• [Exercise requirements] Every entry below must be transcribed word for word, and the images must be left out.

• [Entries supplied]
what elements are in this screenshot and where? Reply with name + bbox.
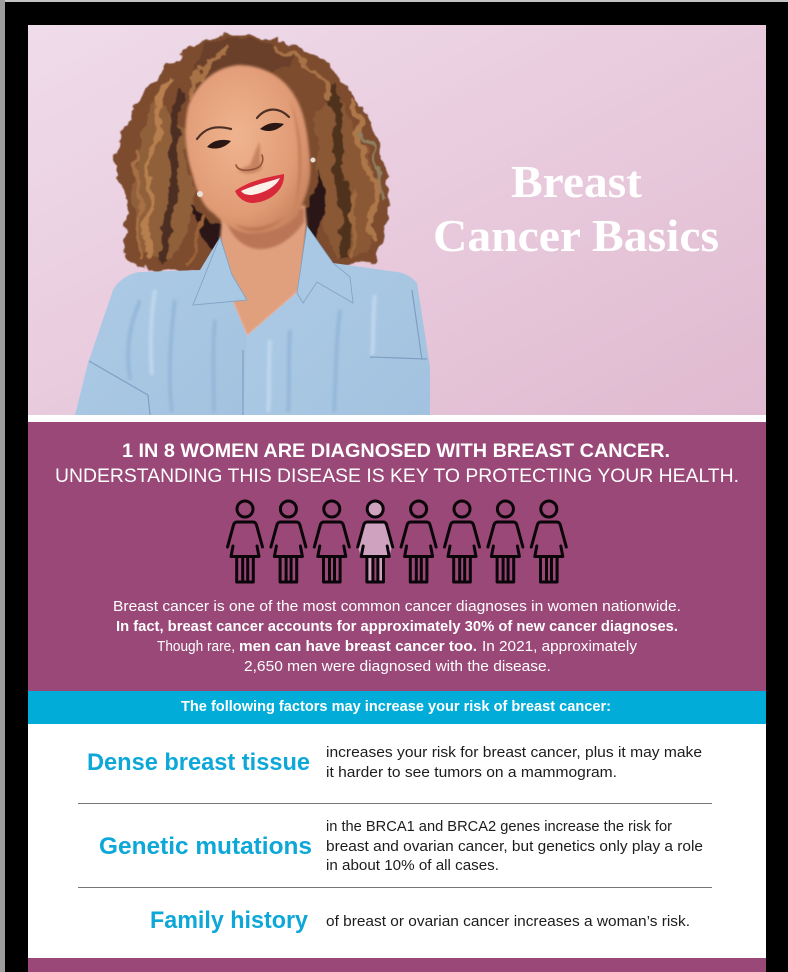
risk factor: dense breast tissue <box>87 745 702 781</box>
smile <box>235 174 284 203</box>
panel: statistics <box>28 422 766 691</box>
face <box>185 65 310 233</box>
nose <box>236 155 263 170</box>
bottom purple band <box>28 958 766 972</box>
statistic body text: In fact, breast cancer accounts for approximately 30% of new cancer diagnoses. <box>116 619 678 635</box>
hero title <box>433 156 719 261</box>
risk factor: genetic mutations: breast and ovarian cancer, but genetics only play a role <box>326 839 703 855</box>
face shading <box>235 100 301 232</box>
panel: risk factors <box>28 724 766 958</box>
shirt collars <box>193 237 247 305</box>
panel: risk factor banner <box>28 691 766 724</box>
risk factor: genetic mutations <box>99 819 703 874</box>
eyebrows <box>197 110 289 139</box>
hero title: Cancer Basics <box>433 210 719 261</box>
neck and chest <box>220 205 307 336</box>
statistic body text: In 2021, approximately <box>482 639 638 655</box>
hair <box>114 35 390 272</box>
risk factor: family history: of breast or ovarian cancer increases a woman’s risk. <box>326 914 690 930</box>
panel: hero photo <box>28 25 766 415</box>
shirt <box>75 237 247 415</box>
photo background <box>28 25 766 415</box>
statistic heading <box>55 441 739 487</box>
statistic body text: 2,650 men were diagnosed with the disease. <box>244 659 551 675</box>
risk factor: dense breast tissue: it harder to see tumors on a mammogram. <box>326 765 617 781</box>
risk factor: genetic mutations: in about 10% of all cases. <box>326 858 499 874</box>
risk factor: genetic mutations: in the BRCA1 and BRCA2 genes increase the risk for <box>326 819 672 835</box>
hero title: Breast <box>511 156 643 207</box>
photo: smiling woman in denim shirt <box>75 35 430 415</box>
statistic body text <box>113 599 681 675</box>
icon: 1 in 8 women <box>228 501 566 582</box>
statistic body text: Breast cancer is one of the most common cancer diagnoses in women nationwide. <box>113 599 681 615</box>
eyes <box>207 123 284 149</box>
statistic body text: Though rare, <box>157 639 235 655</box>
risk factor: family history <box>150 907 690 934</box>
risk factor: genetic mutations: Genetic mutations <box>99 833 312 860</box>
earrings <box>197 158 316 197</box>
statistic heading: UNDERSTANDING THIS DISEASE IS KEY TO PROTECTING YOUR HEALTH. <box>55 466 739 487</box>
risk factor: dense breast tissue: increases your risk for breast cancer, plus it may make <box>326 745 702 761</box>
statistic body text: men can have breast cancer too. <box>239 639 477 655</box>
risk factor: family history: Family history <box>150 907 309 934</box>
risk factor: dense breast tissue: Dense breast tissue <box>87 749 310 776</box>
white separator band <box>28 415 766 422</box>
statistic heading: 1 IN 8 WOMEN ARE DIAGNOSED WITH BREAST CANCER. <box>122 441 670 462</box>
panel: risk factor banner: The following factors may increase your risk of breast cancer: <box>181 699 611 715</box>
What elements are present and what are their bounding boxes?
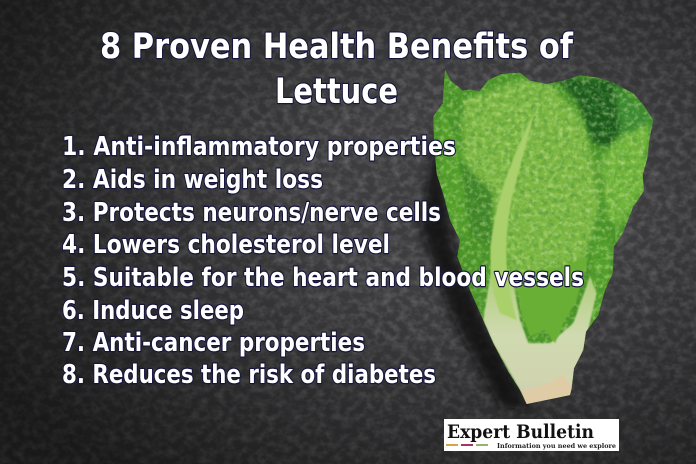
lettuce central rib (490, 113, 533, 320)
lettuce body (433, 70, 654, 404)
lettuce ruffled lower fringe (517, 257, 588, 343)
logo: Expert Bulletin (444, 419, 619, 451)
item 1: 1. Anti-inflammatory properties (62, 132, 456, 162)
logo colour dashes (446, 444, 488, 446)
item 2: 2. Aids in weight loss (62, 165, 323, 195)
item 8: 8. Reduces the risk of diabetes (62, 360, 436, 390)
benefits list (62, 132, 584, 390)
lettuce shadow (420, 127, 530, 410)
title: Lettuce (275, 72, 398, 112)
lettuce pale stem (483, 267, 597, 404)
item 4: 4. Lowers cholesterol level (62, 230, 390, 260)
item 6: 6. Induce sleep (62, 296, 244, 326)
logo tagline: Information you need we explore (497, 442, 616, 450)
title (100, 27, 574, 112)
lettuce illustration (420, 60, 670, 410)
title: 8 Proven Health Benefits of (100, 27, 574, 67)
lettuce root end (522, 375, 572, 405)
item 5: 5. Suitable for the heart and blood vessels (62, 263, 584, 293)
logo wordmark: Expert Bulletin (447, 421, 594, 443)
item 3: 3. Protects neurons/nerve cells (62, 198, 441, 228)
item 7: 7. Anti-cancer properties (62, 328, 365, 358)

• [Final answer]
what elements are in this screenshot and where? Reply with name + bbox.
risk factor: dense breast tissue <box>87 745 702 781</box>
smile <box>235 174 284 203</box>
panel: statistics <box>28 422 766 691</box>
face <box>185 65 310 233</box>
nose <box>236 155 263 170</box>
bottom purple band <box>28 958 766 972</box>
statistic body text: In fact, breast cancer accounts for approximately 30% of new cancer diagnoses. <box>116 619 678 635</box>
hero title <box>433 156 719 261</box>
risk factor: genetic mutations: breast and ovarian cancer, but genetics only play a role <box>326 839 703 855</box>
face shading <box>235 100 301 232</box>
panel: risk factors <box>28 724 766 958</box>
shirt collars <box>193 237 247 305</box>
panel: risk factor banner <box>28 691 766 724</box>
risk factor: genetic mutations <box>99 819 703 874</box>
eyebrows <box>197 110 289 139</box>
hero title: Cancer Basics <box>433 210 719 261</box>
neck and chest <box>220 205 307 336</box>
statistic body text: In 2021, approximately <box>482 639 638 655</box>
hair <box>114 35 390 272</box>
risk factor: family history: of breast or ovarian cancer increases a woman’s risk. <box>326 914 690 930</box>
panel: hero photo <box>28 25 766 415</box>
shirt <box>75 237 247 415</box>
photo background <box>28 25 766 415</box>
statistic heading <box>55 441 739 487</box>
statistic body text: 2,650 men were diagnosed with the disease. <box>244 659 551 675</box>
risk factor: dense breast tissue: it harder to see tumors on a mammogram. <box>326 765 617 781</box>
risk factor: genetic mutations: in about 10% of all cases. <box>326 858 499 874</box>
risk factor: genetic mutations: in the BRCA1 and BRCA2 genes increase the risk for <box>326 819 672 835</box>
hero title: Breast <box>511 156 643 207</box>
photo: smiling woman in denim shirt <box>75 35 430 415</box>
statistic body text <box>113 599 681 675</box>
icon: 1 in 8 women <box>228 501 566 582</box>
statistic body text: Breast cancer is one of the most common cancer diagnoses in women nationwide. <box>113 599 681 615</box>
eyes <box>207 123 284 149</box>
statistic body text: Though rare, <box>157 639 235 655</box>
risk factor: family history <box>150 907 690 934</box>
risk factor: genetic mutations: Genetic mutations <box>99 833 312 860</box>
earrings <box>197 158 316 197</box>
statistic heading: UNDERSTANDING THIS DISEASE IS KEY TO PROTECTING YOUR HEALTH. <box>55 466 739 487</box>
risk factor: dense breast tissue: increases your risk for breast cancer, plus it may make <box>326 745 702 761</box>
statistic body text: men can have breast cancer too. <box>239 639 477 655</box>
risk factor: family history: Family history <box>150 907 309 934</box>
risk factor: dense breast tissue: Dense breast tissue <box>87 749 310 776</box>
white separator band <box>28 415 766 422</box>
statistic heading: 1 IN 8 WOMEN ARE DIAGNOSED WITH BREAST CANCER. <box>122 441 670 462</box>
panel: risk factor banner: The following factors may increase your risk of breast cancer: <box>181 699 611 715</box>
What elements are present and what are their bounding boxes?
lettuce central rib (490, 113, 533, 320)
lettuce body (433, 70, 654, 404)
lettuce ruffled lower fringe (517, 257, 588, 343)
logo: Expert Bulletin (444, 419, 619, 451)
item 1: 1. Anti-inflammatory properties (62, 132, 456, 162)
logo colour dashes (446, 444, 488, 446)
item 2: 2. Aids in weight loss (62, 165, 323, 195)
item 8: 8. Reduces the risk of diabetes (62, 360, 436, 390)
benefits list (62, 132, 584, 390)
lettuce shadow (420, 127, 530, 410)
title: Lettuce (275, 72, 398, 112)
lettuce pale stem (483, 267, 597, 404)
item 4: 4. Lowers cholesterol level (62, 230, 390, 260)
item 6: 6. Induce sleep (62, 296, 244, 326)
logo tagline: Information you need we explore (497, 442, 616, 450)
title (100, 27, 574, 112)
lettuce illustration (420, 60, 670, 410)
title: 8 Proven Health Benefits of (100, 27, 574, 67)
lettuce root end (522, 375, 572, 405)
item 5: 5. Suitable for the heart and blood vessels (62, 263, 584, 293)
logo wordmark: Expert Bulletin (447, 421, 594, 443)
item 3: 3. Protects neurons/nerve cells (62, 198, 441, 228)
item 7: 7. Anti-cancer properties (62, 328, 365, 358)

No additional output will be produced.